- _Required action_:
Among the entries that follow, how many lines contain the string "targeted"? Write the number alone.

++++ Provided information

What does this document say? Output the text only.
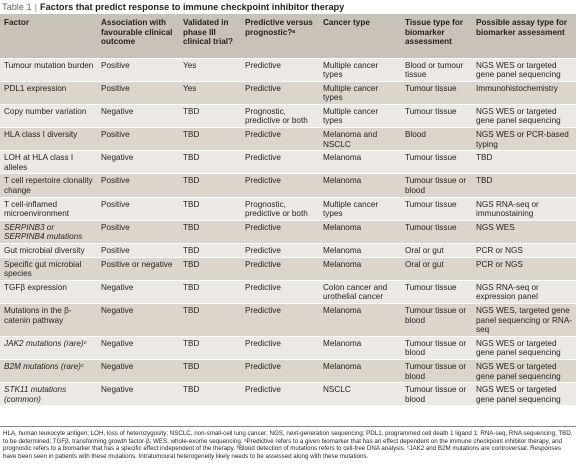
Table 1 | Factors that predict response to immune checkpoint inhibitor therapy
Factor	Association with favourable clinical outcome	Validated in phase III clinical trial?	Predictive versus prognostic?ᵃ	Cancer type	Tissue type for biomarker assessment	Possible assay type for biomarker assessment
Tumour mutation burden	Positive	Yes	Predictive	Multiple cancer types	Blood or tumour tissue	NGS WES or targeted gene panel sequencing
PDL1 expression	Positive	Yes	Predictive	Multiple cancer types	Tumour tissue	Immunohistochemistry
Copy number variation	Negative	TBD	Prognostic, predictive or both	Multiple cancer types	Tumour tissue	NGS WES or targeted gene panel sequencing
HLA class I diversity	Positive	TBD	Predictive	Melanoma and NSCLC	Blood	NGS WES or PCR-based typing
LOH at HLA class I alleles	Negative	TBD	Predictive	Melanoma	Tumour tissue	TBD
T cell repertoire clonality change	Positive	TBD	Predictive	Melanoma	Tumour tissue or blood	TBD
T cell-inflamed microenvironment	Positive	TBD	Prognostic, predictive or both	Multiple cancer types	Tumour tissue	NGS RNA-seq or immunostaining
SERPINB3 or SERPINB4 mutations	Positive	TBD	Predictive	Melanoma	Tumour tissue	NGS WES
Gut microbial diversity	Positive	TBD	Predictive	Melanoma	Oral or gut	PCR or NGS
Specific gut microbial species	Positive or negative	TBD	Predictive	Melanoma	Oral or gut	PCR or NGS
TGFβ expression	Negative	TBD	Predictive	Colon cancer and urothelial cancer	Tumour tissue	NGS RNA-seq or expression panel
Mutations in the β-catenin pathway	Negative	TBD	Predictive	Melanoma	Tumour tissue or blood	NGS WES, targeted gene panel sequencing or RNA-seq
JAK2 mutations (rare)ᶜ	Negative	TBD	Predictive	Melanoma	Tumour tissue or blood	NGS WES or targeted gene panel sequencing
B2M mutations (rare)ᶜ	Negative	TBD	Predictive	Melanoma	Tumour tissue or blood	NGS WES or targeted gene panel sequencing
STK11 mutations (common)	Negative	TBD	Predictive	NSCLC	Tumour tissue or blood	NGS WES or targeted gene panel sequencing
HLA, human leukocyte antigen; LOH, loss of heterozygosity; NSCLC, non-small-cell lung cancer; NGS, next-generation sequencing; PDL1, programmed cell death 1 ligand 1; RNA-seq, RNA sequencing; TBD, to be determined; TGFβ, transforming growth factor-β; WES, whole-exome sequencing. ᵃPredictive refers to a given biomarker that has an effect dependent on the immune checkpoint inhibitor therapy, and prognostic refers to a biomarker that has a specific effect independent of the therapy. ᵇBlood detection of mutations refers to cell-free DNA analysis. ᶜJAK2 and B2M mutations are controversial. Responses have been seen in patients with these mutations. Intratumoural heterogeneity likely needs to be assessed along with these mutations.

++++++++

- _Answer area_:
6